■ **Records for processing**:
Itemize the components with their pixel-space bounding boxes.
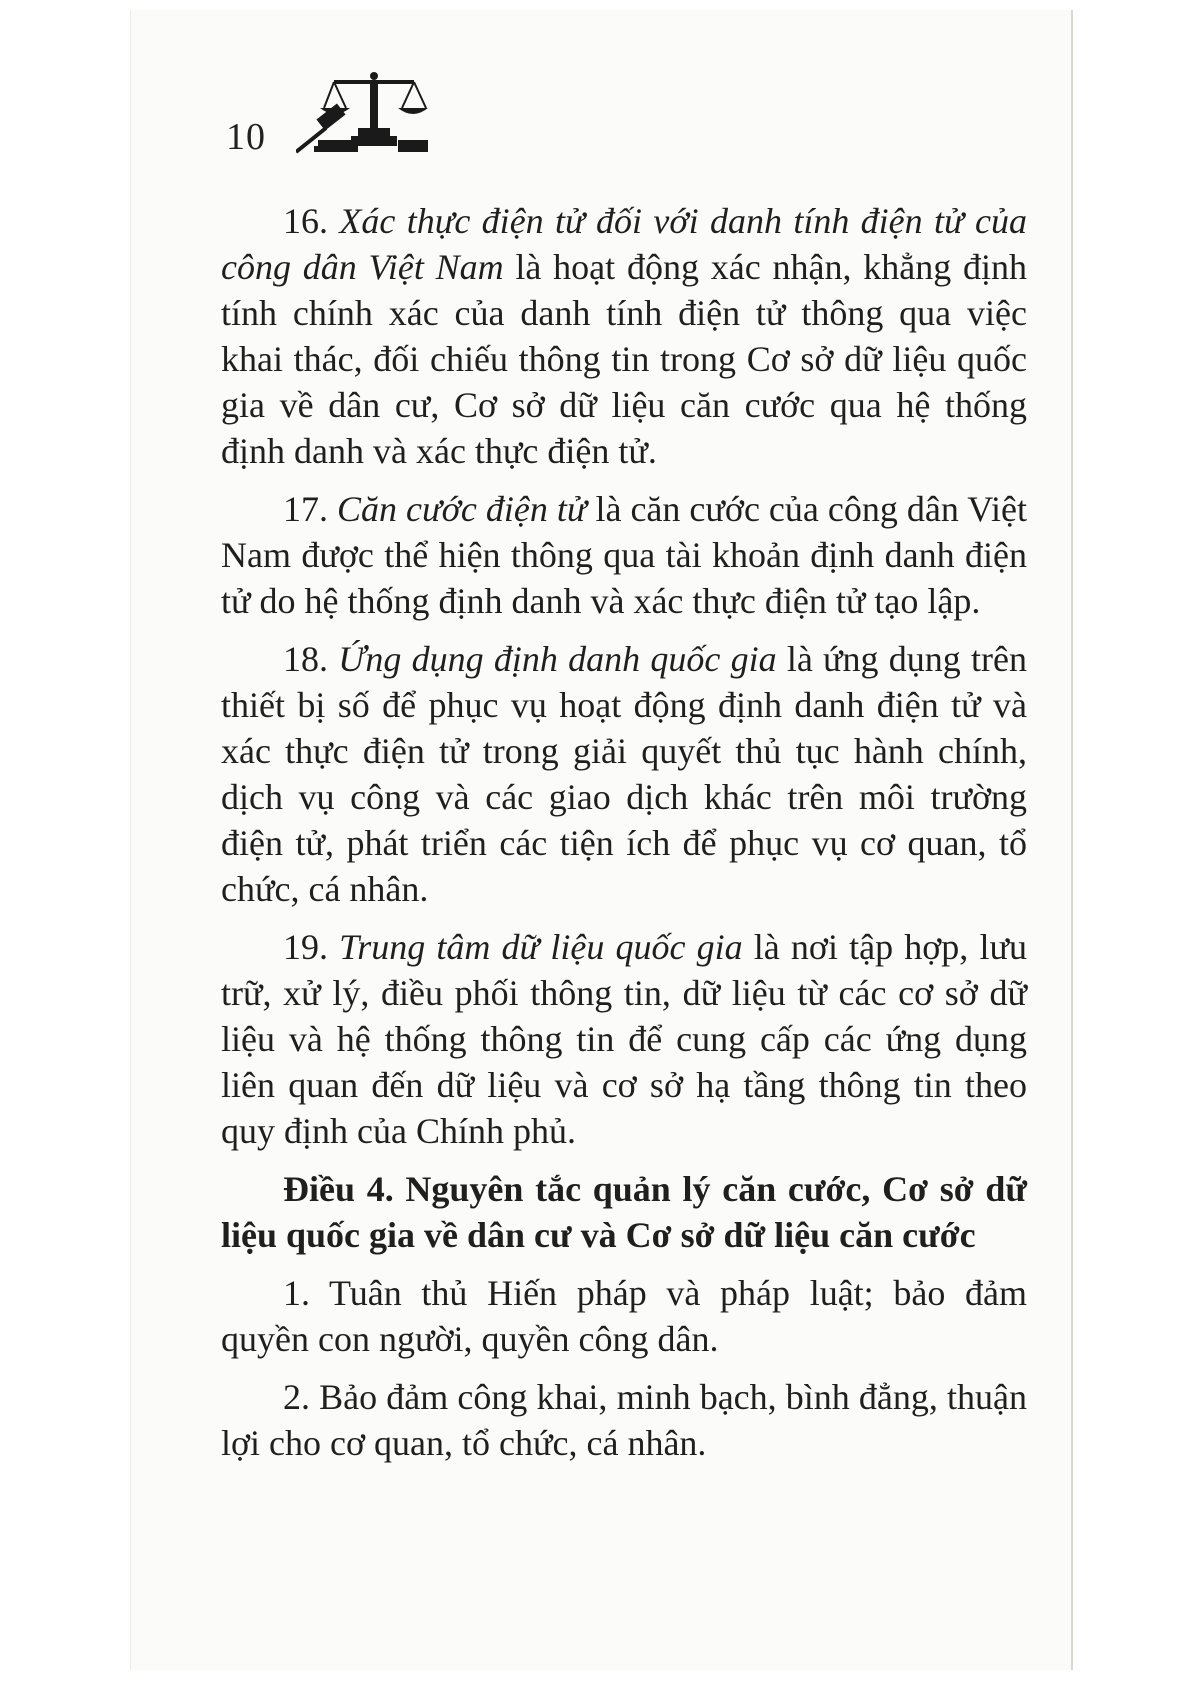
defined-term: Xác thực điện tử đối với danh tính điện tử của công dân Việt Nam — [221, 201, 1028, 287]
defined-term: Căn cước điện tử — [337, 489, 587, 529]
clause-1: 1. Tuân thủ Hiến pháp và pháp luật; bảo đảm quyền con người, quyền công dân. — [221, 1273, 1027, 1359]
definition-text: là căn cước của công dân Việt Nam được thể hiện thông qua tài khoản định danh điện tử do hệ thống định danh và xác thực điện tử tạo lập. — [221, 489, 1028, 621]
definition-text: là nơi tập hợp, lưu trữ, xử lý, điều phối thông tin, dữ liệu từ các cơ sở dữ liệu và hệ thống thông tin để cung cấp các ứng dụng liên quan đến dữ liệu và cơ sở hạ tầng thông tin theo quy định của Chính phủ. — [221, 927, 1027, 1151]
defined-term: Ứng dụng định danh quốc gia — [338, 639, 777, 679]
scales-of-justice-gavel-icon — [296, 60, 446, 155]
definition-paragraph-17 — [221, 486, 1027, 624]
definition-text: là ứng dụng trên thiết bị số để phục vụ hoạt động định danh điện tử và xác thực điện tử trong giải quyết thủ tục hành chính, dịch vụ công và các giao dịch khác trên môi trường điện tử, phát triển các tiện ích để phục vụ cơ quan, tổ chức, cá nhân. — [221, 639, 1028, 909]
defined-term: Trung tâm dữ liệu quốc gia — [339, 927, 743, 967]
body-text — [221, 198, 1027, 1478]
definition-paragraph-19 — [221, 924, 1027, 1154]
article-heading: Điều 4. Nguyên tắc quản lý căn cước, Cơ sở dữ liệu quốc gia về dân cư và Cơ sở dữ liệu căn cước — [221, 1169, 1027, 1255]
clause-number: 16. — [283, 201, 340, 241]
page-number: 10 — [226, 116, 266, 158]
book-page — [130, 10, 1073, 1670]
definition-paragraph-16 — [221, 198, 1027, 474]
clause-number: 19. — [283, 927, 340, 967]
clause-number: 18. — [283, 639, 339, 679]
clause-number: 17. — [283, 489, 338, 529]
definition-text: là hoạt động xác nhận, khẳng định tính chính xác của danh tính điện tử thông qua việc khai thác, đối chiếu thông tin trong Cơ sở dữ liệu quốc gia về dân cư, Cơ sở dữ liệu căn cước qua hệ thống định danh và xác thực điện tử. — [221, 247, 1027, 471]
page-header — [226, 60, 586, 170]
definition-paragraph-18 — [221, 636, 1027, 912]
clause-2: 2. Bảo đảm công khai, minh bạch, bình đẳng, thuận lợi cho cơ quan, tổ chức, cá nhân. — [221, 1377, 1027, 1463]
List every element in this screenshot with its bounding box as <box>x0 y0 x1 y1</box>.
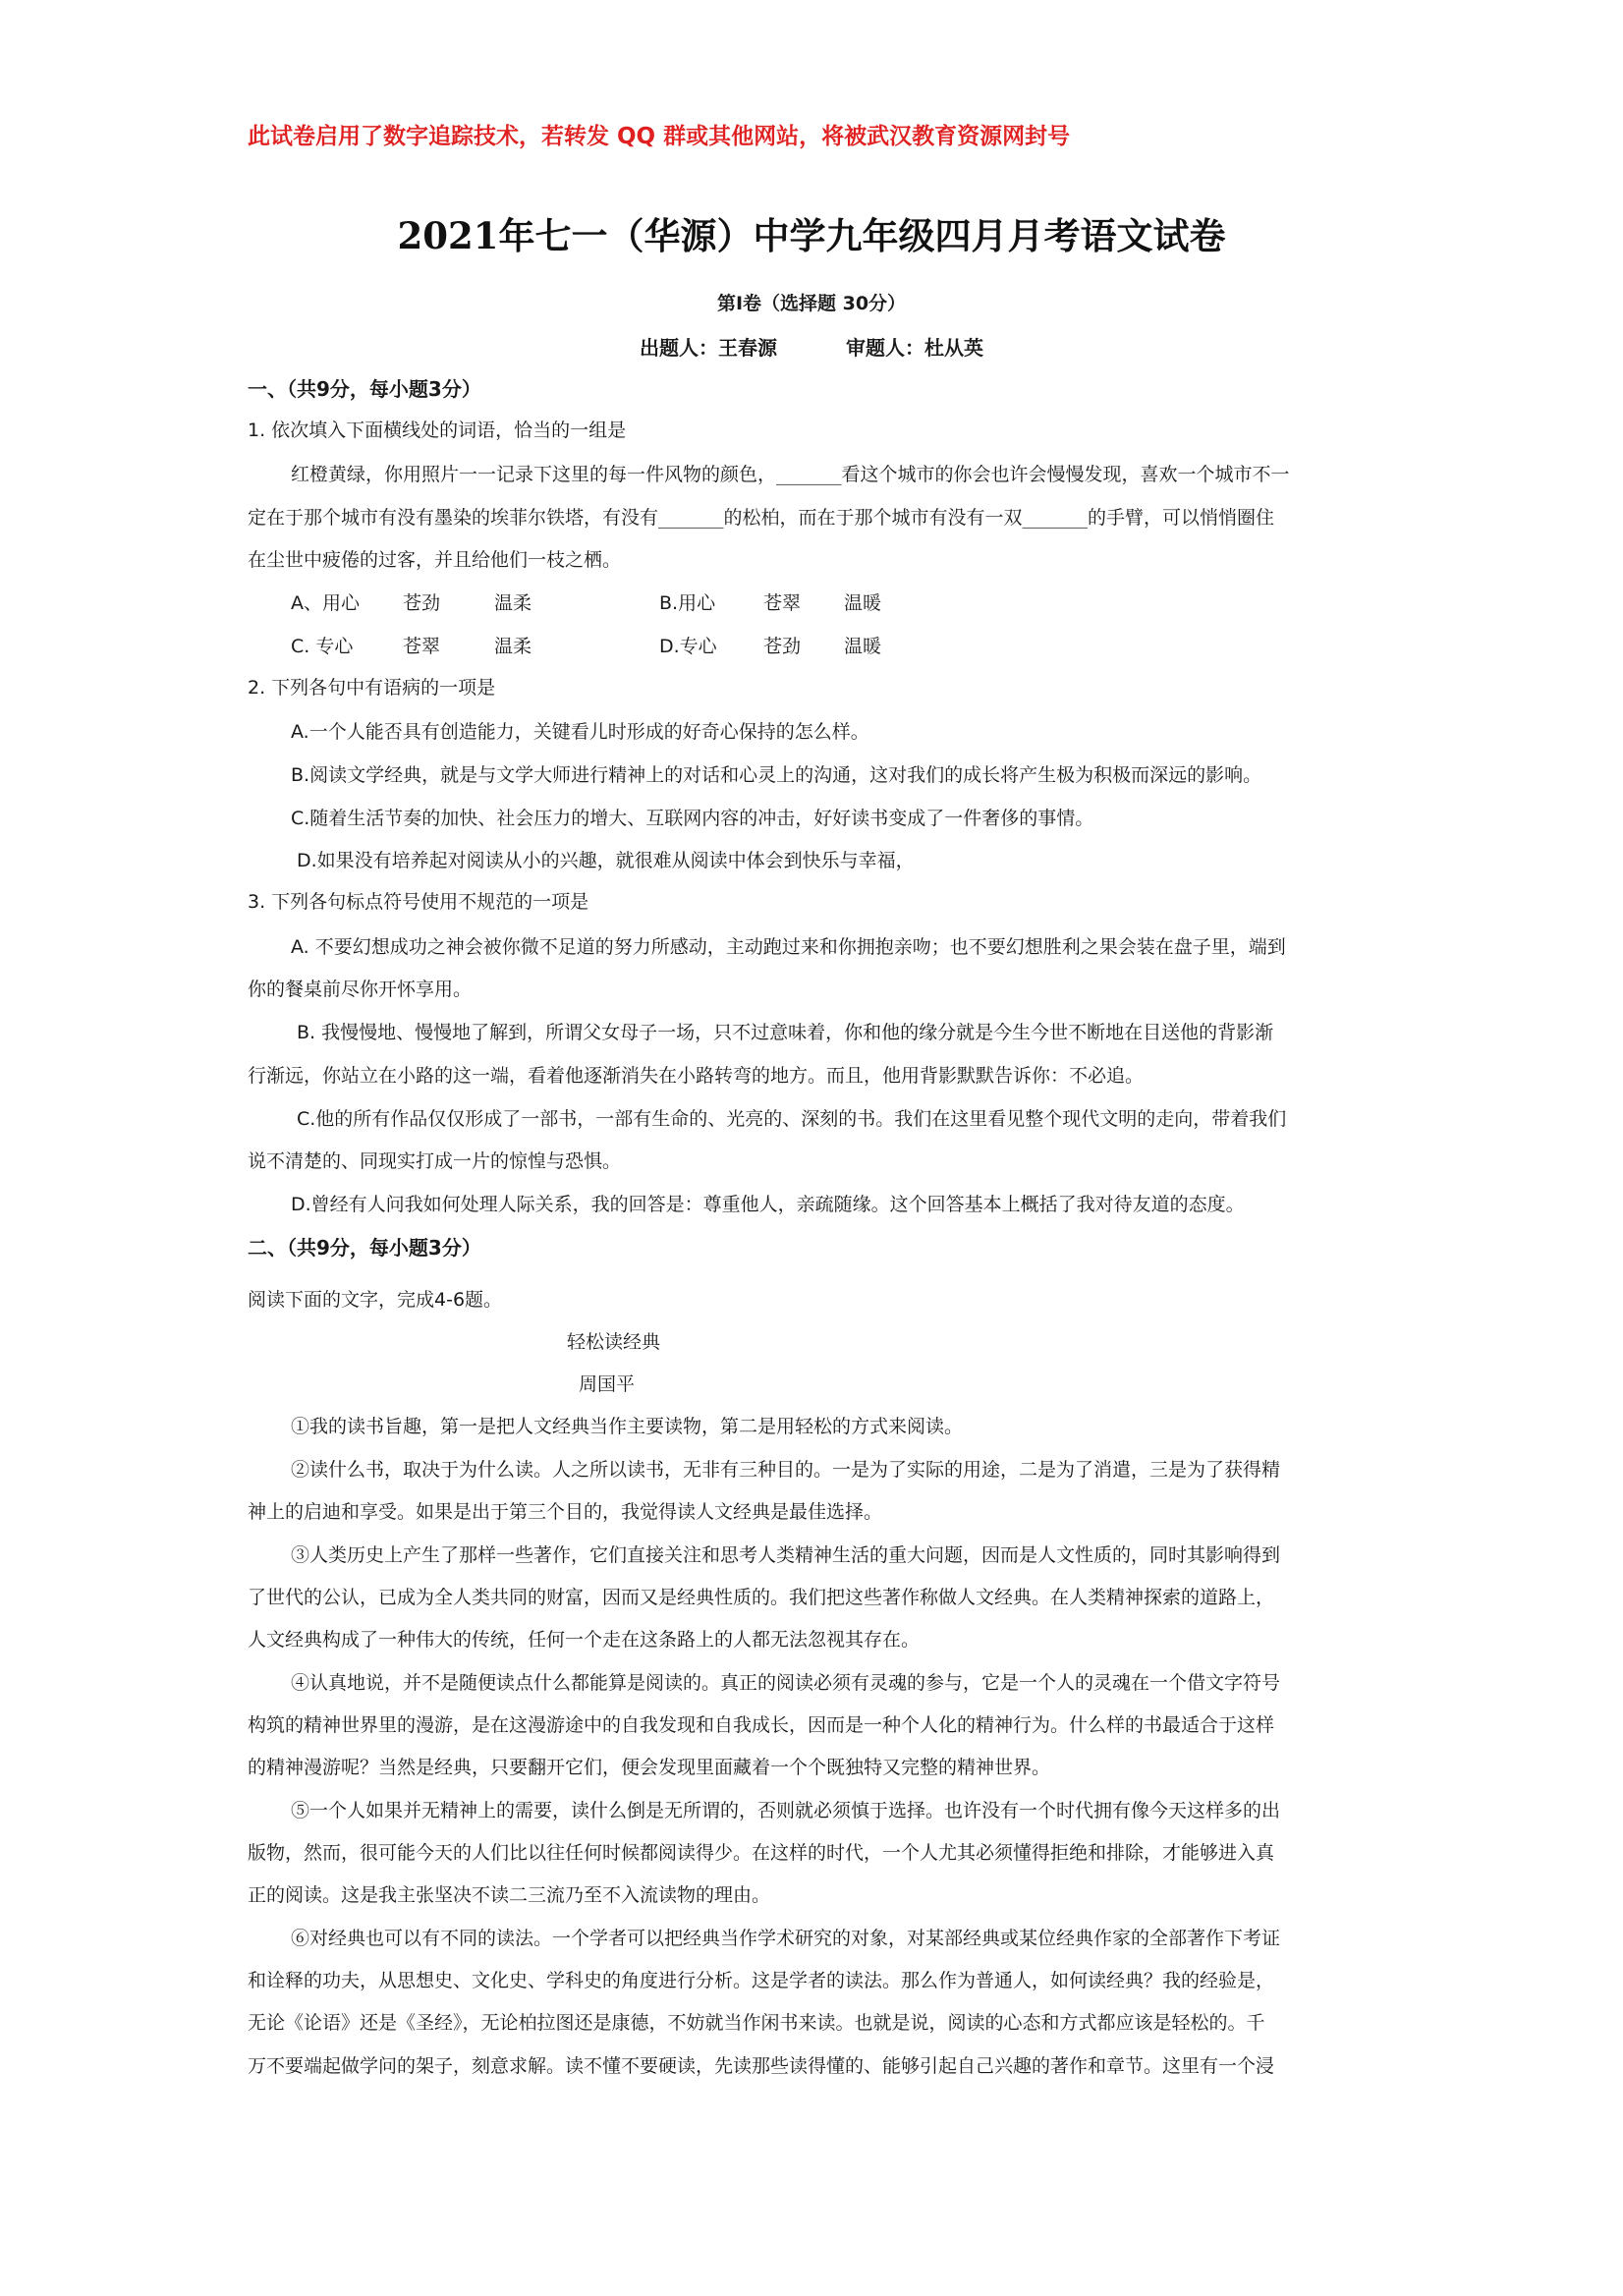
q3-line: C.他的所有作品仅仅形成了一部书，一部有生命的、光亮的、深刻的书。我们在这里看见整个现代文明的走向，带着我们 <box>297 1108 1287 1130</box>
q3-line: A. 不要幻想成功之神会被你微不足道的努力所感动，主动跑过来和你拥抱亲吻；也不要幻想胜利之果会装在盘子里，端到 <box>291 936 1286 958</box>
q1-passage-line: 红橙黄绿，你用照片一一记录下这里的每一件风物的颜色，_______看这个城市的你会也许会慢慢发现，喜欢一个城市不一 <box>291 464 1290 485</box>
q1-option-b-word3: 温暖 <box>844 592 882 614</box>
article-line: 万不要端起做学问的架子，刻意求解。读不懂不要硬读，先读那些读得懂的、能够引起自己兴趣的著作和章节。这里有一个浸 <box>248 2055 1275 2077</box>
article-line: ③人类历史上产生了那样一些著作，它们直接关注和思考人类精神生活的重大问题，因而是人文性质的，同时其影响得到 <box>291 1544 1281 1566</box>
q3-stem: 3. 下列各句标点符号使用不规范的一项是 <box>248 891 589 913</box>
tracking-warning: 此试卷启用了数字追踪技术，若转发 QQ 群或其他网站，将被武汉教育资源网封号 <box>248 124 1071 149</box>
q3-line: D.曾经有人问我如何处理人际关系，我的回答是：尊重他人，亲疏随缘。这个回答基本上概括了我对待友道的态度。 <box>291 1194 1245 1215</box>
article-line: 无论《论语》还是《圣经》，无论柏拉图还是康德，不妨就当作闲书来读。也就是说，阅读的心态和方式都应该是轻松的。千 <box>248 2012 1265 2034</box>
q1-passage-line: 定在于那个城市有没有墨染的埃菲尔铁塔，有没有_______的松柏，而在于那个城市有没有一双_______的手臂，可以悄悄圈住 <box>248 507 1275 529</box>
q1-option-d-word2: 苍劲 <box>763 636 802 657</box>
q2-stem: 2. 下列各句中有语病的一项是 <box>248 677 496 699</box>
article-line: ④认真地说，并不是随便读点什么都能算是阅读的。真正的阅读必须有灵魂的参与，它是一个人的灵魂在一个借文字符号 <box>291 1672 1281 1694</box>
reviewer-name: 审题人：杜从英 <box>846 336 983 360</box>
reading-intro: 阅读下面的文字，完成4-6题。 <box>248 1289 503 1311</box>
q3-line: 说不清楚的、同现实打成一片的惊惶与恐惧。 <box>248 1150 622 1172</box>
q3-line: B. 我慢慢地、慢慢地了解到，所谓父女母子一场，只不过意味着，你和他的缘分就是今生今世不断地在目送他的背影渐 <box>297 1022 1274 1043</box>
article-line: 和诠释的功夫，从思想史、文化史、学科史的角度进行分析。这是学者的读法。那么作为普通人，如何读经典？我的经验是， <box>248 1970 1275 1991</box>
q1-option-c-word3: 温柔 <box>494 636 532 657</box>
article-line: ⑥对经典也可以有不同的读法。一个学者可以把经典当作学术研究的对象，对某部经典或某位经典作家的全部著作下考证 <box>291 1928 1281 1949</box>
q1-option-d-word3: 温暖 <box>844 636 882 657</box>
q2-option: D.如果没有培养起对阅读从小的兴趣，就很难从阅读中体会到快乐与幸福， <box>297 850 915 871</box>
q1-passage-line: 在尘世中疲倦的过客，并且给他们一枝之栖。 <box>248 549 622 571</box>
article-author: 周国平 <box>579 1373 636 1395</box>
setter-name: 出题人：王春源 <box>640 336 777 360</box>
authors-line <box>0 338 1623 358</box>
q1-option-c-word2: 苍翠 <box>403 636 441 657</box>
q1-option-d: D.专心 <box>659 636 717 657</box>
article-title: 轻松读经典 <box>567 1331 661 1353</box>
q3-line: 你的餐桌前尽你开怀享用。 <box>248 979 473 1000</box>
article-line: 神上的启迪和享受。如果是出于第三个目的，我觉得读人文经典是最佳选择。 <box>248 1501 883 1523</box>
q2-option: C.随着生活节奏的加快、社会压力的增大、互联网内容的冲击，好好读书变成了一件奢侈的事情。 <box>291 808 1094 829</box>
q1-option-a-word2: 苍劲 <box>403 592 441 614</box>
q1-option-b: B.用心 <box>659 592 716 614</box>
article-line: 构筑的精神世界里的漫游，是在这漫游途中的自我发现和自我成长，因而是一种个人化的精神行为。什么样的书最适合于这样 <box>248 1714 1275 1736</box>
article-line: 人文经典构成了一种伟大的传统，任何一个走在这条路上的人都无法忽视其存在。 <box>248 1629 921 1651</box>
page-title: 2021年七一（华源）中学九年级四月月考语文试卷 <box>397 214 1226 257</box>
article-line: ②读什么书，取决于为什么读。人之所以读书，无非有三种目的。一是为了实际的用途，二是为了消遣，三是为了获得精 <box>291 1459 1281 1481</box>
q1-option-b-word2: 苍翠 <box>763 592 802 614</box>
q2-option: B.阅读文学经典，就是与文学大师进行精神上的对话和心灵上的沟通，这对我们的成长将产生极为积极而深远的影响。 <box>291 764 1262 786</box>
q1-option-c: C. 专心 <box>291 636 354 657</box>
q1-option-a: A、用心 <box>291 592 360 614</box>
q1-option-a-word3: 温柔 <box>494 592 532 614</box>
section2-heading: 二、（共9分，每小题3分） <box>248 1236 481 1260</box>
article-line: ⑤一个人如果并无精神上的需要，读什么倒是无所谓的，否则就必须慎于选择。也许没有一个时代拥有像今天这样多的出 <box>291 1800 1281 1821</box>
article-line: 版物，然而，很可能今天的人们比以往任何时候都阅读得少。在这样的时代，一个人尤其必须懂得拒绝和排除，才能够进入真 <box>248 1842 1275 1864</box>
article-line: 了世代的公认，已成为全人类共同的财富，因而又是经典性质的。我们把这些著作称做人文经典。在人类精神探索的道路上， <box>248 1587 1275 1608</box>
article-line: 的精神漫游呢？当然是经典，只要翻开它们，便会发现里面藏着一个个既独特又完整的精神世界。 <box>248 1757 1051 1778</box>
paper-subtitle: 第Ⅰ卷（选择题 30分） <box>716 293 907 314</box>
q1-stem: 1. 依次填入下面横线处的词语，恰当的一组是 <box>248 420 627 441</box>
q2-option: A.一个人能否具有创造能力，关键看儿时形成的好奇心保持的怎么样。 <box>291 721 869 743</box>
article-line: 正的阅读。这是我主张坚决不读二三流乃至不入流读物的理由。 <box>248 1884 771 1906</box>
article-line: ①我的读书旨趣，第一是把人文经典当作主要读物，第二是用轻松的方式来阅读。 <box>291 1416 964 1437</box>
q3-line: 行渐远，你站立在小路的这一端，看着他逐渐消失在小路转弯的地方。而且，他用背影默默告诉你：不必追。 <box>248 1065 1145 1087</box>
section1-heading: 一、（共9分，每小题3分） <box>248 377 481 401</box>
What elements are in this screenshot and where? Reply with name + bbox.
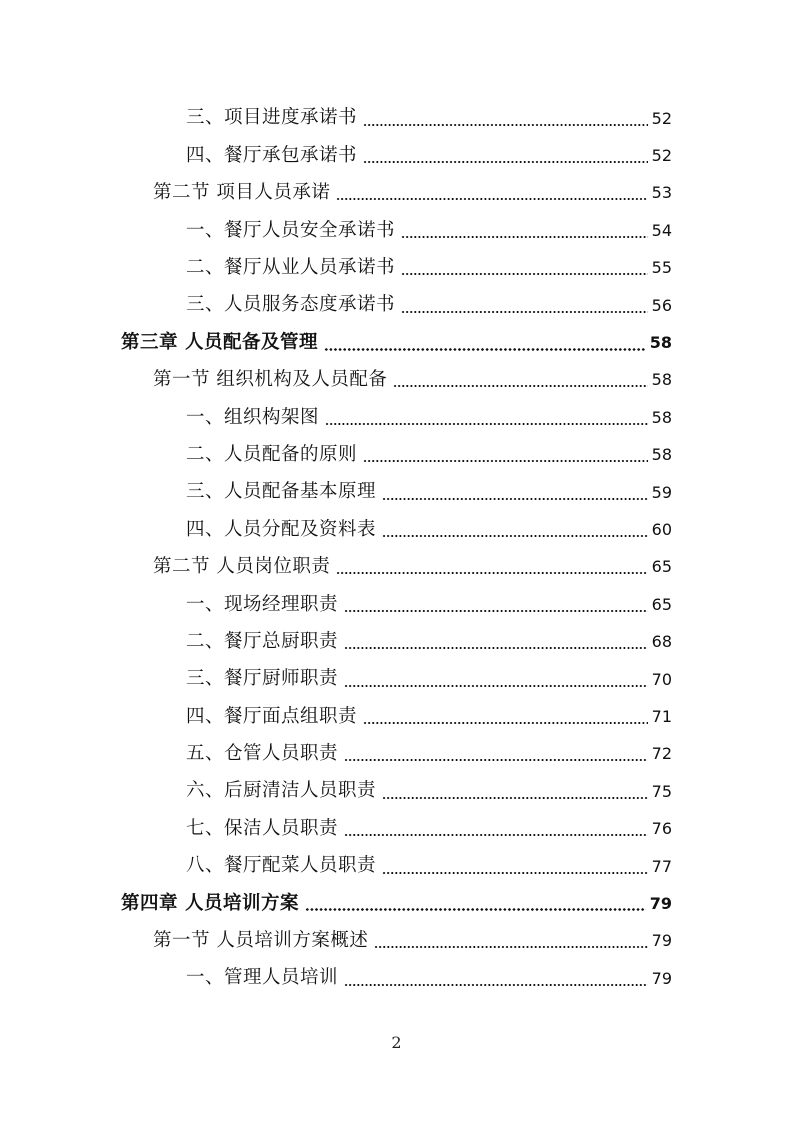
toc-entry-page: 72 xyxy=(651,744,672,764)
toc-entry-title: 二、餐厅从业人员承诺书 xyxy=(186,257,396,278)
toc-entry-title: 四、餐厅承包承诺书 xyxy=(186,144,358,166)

■ **Written problem**:
Extract every line of the records that contains the string "công", matching its case exactly.

■ **Worked answer**:
defined-term: Xác thực điện tử đối với danh tính điện tử của công dân Việt Nam — [221, 201, 1028, 287]
clause-1: 1. Tuân thủ Hiến pháp và pháp luật; bảo đảm quyền con người, quyền công dân. — [221, 1273, 1027, 1359]
definition-text: là căn cước của công dân Việt Nam được thể hiện thông qua tài khoản định danh điện tử do hệ thống định danh và xác thực điện tử tạo lập. — [221, 489, 1028, 621]
definition-text: là ứng dụng trên thiết bị số để phục vụ hoạt động định danh điện tử và xác thực điện tử trong giải quyết thủ tục hành chính, dịch vụ công và các giao dịch khác trên môi trường điện tử, phát triển các tiện ích để phục vụ cơ quan, tổ chức, cá nhân. — [221, 639, 1028, 909]
clause-2: 2. Bảo đảm công khai, minh bạch, bình đẳng, thuận lợi cho cơ quan, tổ chức, cá nhân. — [221, 1377, 1027, 1463]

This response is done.